[Start of Supplied records]

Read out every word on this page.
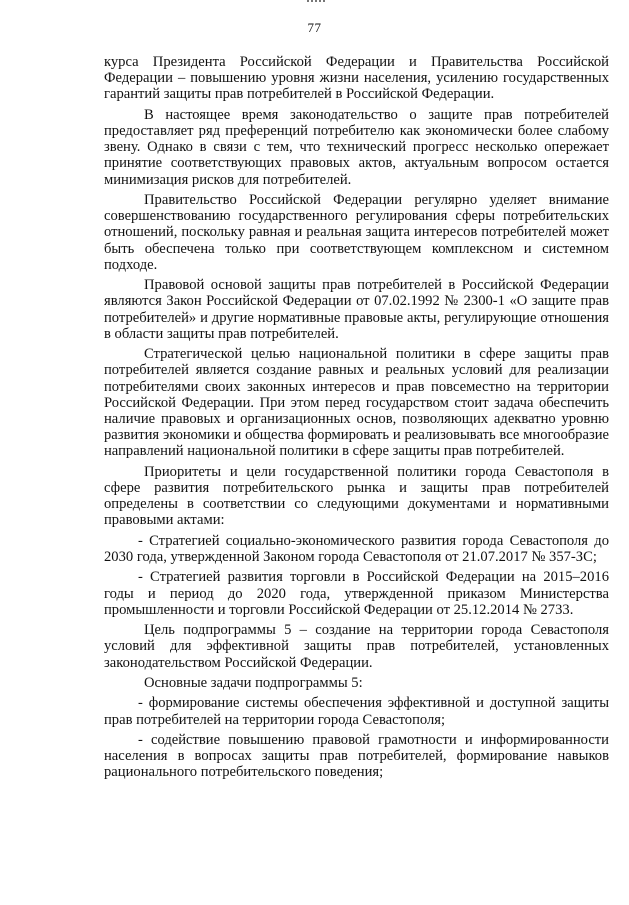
77

курса Президента Российской Федерации и Правительства Российской Федерации – повышению уровня жизни населения, усилению государственных гарантий защиты прав потребителей в Российской Федерации.

В настоящее время законодательство о защите прав потребителей предоставляет ряд преференций потребителю как экономически более слабому звену. Однако в связи с тем, что технический прогресс несколько опережает принятие соответствующих правовых актов, актуальным вопросом остается минимизация рисков для потребителей.

Правительство Российской Федерации регулярно уделяет внимание совершенствованию государственного регулирования сферы потребительских отношений, поскольку равная и реальная защита интересов потребителей может быть обеспечена только при соответствующем комплексном и системном подходе.

Правовой основой защиты прав потребителей в Российской Федерации являются Закон Российской Федерации от 07.02.1992 № 2300-1 «О защите прав потребителей» и другие нормативные правовые акты, регулирующие отношения в области защиты прав потребителей.

Стратегической целью национальной политики в сфере защиты прав потребителей является создание равных и реальных условий для реализации потребителями своих законных интересов и прав повсеместно на территории Российской Федерации. При этом перед государством стоит задача обеспечить наличие правовых и организационных основ, позволяющих адекватно уровню развития экономики и общества формировать и реализовывать все многообразие направлений национальной политики в сфере защиты прав потребителей.

Приоритеты и цели государственной политики города Севастополя в сфере развития потребительского рынка и защиты прав потребителей определены в соответствии со следующими документами и нормативными правовыми актами:

- Стратегией социально-экономического развития города Севастополя до 2030 года, утвержденной Законом города Севастополя от 21.07.2017 № 357-ЗС;

- Стратегией развития торговли в Российской Федерации на 2015–2016 годы и период до 2020 года, утвержденной приказом Министерства промышленности и торговли Российской Федерации от 25.12.2014 № 2733.

Цель подпрограммы 5 – создание на территории города Севастополя условий для эффективной защиты прав потребителей, установленных законодательством Российской Федерации.

Основные задачи подпрограммы 5:

- формирование системы обеспечения эффективной и доступной защиты прав потребителей на территории города Севастополя;

- содействие повышению правовой грамотности и информированности населения в вопросах защиты прав потребителей, формирование навыков рационального потребительского поведения;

[End of Supplied records]

__Problem to work on__.
From the records given above, copy all lines containing "формирование".

__Written answer__.
- формирование системы обеспечения эффективной и доступной защиты прав потребителей на территории города Севастополя;
- содействие повышению правовой грамотности и информированности населения в вопросах защиты прав потребителей, формирование навыков рационального потребительского поведения;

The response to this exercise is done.